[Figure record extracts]
===============
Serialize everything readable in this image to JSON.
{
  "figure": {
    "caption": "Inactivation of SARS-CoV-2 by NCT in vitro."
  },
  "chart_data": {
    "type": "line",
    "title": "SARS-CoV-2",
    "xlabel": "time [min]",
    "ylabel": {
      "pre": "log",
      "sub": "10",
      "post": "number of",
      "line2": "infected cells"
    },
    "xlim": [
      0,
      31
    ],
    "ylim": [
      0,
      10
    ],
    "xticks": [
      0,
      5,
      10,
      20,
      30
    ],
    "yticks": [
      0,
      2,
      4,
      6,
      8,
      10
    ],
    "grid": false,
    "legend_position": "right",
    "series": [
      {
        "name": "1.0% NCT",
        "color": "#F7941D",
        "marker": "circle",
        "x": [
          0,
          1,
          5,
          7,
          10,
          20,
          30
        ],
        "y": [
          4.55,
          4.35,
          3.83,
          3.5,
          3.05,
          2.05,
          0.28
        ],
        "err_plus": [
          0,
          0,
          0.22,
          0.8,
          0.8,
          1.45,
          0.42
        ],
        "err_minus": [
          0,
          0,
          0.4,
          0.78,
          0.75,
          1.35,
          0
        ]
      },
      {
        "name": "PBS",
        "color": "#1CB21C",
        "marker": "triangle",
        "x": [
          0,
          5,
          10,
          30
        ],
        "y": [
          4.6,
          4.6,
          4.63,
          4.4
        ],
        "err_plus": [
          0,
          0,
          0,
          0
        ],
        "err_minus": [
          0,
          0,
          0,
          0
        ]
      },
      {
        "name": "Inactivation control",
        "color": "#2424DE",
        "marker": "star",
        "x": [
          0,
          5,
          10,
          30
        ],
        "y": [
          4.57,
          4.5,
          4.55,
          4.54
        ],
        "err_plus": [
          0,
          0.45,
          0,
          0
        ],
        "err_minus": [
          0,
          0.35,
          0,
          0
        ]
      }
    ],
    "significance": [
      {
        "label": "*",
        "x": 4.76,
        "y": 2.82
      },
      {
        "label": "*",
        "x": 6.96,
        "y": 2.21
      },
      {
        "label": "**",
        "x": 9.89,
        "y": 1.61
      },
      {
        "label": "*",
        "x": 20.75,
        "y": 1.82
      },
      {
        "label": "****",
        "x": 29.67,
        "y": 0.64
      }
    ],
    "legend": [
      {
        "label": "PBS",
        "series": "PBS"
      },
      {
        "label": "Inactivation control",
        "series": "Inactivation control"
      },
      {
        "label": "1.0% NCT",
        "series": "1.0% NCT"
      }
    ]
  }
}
===============
How to complete this task:
Pull out each line of the records holding the string "control".

Solution for this exercise:
        "name": "Inactivation control",
        "label": "Inactivation control",
        "series": "Inactivation control"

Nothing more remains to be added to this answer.